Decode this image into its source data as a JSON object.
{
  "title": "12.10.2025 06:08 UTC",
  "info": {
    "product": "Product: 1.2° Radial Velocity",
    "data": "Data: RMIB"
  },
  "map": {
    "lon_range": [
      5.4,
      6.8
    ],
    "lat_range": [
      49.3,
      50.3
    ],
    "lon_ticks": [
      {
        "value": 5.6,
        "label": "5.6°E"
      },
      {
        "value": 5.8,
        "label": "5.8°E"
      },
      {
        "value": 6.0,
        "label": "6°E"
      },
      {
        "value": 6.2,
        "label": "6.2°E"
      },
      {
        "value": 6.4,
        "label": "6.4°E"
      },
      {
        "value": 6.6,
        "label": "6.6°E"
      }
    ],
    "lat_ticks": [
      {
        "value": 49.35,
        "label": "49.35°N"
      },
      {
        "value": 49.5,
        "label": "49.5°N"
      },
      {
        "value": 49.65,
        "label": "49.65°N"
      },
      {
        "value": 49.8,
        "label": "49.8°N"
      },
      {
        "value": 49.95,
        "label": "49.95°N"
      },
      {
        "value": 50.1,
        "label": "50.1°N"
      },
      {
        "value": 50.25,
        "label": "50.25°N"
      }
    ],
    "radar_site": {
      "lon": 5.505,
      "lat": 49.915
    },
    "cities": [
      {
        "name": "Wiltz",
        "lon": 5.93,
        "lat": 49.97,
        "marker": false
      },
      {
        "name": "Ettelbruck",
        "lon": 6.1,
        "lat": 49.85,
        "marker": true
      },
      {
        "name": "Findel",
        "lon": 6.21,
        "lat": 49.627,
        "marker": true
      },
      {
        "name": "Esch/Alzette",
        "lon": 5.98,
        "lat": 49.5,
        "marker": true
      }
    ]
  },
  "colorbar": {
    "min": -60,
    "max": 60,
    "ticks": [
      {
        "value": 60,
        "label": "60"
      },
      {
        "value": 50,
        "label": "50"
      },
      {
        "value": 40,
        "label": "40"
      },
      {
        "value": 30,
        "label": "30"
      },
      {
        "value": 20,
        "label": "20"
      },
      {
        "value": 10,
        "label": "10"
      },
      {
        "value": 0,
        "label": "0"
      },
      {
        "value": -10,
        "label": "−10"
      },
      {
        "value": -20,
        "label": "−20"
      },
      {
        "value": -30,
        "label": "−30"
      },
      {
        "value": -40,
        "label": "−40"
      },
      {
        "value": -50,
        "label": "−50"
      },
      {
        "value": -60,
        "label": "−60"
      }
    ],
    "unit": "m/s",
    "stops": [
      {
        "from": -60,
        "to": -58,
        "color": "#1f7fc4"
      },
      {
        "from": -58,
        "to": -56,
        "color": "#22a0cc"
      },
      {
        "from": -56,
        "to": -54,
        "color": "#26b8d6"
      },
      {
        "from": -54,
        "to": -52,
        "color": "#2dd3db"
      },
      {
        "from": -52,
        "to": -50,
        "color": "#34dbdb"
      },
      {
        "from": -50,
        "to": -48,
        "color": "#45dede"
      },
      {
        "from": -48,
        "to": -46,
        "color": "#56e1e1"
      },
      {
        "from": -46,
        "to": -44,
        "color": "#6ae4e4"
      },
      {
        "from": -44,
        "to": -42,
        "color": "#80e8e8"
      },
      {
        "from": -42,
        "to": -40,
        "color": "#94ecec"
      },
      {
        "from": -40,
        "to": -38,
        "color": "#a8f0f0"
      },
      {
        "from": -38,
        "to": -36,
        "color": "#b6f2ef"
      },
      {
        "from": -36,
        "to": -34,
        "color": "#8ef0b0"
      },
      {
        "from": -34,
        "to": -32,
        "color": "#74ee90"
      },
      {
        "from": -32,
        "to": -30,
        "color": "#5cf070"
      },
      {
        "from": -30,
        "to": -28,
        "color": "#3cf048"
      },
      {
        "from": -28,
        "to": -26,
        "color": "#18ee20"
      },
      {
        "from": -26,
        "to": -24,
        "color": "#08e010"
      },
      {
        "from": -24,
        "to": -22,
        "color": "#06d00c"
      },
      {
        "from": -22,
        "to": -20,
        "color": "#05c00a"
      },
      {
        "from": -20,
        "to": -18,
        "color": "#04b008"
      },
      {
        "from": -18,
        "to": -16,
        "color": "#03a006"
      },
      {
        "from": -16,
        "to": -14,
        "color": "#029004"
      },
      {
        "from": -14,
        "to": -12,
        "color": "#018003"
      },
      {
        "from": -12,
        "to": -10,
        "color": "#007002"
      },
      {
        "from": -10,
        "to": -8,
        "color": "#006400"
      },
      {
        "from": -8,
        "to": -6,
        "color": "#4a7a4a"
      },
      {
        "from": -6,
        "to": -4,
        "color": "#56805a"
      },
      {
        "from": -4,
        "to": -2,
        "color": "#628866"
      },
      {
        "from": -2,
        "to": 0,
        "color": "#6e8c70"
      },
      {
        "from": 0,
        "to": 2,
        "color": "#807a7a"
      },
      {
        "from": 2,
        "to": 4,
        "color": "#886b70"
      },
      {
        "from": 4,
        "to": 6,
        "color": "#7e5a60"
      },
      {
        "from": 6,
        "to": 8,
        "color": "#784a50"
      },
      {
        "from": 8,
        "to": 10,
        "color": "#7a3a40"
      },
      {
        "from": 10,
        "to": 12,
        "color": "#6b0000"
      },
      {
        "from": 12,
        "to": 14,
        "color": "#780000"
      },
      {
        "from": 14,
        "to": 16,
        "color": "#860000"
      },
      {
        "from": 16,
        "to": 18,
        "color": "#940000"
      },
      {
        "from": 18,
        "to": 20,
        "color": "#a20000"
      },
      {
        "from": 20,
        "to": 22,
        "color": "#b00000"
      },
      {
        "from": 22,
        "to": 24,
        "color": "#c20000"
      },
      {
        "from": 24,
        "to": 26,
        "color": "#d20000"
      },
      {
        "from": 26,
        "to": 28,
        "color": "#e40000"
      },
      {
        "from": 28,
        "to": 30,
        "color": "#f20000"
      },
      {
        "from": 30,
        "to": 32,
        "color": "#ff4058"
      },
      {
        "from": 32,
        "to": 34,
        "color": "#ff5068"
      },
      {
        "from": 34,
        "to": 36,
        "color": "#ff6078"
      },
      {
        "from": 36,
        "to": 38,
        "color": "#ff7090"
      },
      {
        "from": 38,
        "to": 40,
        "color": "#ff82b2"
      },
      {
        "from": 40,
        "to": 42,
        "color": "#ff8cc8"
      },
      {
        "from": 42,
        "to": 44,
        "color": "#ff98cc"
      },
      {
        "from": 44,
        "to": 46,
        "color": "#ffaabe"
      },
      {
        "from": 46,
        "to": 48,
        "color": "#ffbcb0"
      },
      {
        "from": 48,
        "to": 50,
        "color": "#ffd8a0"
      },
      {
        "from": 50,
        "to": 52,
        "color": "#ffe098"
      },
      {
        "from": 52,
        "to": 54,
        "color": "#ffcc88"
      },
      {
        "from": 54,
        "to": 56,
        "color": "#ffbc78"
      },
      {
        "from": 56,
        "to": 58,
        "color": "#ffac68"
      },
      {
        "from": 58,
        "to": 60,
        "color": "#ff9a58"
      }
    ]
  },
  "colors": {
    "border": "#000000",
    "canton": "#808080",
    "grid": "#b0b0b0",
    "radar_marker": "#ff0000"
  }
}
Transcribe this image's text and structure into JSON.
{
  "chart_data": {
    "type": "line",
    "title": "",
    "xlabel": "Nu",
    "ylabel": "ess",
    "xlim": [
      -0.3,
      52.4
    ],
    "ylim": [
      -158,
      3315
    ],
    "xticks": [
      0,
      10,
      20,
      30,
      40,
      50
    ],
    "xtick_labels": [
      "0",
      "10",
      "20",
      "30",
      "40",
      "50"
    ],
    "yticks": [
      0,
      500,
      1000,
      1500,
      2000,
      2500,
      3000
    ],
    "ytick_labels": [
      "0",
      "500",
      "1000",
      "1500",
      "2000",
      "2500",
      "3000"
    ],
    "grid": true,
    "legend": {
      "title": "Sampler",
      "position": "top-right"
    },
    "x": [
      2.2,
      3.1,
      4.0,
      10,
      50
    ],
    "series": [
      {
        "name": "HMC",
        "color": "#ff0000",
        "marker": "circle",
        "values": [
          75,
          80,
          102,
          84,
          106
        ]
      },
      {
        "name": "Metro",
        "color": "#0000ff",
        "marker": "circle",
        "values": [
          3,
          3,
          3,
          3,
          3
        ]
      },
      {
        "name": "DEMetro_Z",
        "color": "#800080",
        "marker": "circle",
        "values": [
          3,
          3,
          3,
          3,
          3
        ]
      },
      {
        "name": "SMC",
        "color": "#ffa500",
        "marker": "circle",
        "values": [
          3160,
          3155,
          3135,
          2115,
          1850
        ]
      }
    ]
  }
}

* _Challenge_
Select and copy each line from the data that includes the word "JSON".

* _Answer_
Decode this image into its source data as a JSON object.
Transcribe this image's text and structure into JSON.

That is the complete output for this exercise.